#### Problem statement:
Extract the complete data exactly as given.

--- start ---

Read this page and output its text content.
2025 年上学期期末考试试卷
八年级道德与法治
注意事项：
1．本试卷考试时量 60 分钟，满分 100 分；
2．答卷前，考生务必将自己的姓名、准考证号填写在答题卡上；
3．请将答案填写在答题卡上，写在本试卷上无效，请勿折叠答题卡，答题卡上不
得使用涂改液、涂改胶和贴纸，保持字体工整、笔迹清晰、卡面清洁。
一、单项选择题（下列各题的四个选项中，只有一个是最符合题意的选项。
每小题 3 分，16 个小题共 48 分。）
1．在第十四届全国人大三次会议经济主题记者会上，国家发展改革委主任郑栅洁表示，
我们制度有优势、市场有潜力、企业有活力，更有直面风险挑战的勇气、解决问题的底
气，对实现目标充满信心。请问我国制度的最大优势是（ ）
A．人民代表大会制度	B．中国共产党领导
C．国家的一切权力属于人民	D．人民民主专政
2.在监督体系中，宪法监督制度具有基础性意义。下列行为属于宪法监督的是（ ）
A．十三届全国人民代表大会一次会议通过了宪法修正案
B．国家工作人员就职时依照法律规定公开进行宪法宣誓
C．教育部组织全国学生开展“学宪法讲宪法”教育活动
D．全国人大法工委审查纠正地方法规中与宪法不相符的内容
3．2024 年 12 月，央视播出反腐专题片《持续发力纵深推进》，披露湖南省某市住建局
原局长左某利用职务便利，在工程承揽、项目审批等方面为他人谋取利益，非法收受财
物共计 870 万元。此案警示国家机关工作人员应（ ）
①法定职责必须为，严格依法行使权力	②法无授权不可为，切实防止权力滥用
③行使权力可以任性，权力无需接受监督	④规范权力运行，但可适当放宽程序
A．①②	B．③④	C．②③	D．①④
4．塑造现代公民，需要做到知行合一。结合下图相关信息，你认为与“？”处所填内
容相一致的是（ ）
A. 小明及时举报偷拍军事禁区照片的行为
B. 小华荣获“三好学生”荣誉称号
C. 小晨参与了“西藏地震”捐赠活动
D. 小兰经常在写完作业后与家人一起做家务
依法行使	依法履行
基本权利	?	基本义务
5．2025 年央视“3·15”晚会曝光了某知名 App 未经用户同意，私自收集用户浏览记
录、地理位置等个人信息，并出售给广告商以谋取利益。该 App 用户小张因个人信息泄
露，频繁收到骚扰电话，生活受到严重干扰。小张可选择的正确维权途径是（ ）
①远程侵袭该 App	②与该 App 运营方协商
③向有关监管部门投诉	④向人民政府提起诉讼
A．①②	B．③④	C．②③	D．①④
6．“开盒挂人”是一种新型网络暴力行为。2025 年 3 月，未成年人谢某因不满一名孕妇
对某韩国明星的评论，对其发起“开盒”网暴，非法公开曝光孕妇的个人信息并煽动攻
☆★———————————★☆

--- end ---

#### Response for this exercise:
Read this page and output its text content.
2025 年上学期期末考试试卷
八年级道德与法治
注意事项：
1．本试卷考试时量 60 分钟，满分 100 分；
2．答卷前，考生务必将自己的姓名、准考证号填写在答题卡上；
3．请将答案填写在答题卡上，写在本试卷上无效，请勿折叠答题卡，答题卡上不
得使用涂改液、涂改胶和贴纸，保持字体工整、笔迹清晰、卡面清洁。
一、单项选择题（下列各题的四个选项中，只有一个是最符合题意的选项。
每小题 3 分，16 个小题共 48 分。）
1．在第十四届全国人大三次会议经济主题记者会上，国家发展改革委主任郑栅洁表示，
我们制度有优势、市场有潜力、企业有活力，更有直面风险挑战的勇气、解决问题的底
气，对实现目标充满信心。请问我国制度的最大优势是（ ）
A．人民代表大会制度	B．中国共产党领导
C．国家的一切权力属于人民	D．人民民主专政
2.在监督体系中，宪法监督制度具有基础性意义。下列行为属于宪法监督的是（ ）
A．十三届全国人民代表大会一次会议通过了宪法修正案
B．国家工作人员就职时依照法律规定公开进行宪法宣誓
C．教育部组织全国学生开展“学宪法讲宪法”教育活动
D．全国人大法工委审查纠正地方法规中与宪法不相符的内容
3．2024 年 12 月，央视播出反腐专题片《持续发力纵深推进》，披露湖南省某市住建局
原局长左某利用职务便利，在工程承揽、项目审批等方面为他人谋取利益，非法收受财
物共计 870 万元。此案警示国家机关工作人员应（ ）
①法定职责必须为，严格依法行使权力	②法无授权不可为，切实防止权力滥用
③行使权力可以任性，权力无需接受监督	④规范权力运行，但可适当放宽程序
A．①②	B．③④	C．②③	D．①④
4．塑造现代公民，需要做到知行合一。结合下图相关信息，你认为与“？”处所填内
容相一致的是（ ）
A. 小明及时举报偷拍军事禁区照片的行为
B. 小华荣获“三好学生”荣誉称号
C. 小晨参与了“西藏地震”捐赠活动
D. 小兰经常在写完作业后与家人一起做家务
依法行使	依法履行
基本权利	?	基本义务
5．2025 年央视“3·15”晚会曝光了某知名 App 未经用户同意，私自收集用户浏览记
录、地理位置等个人信息，并出售给广告商以谋取利益。该 App 用户小张因个人信息泄
露，频繁收到骚扰电话，生活受到严重干扰。小张可选择的正确维权途径是（ ）
①远程侵袭该 App	②与该 App 运营方协商
③向有关监管部门投诉	④向人民政府提起诉讼
A．①②	B．③④	C．②③	D．①④
6．“开盒挂人”是一种新型网络暴力行为。2025 年 3 月，未成年人谢某因不满一名孕妇
对某韩国明星的评论，对其发起“开盒”网暴，非法公开曝光孕妇的个人信息并煽动攻
☆★———————————★☆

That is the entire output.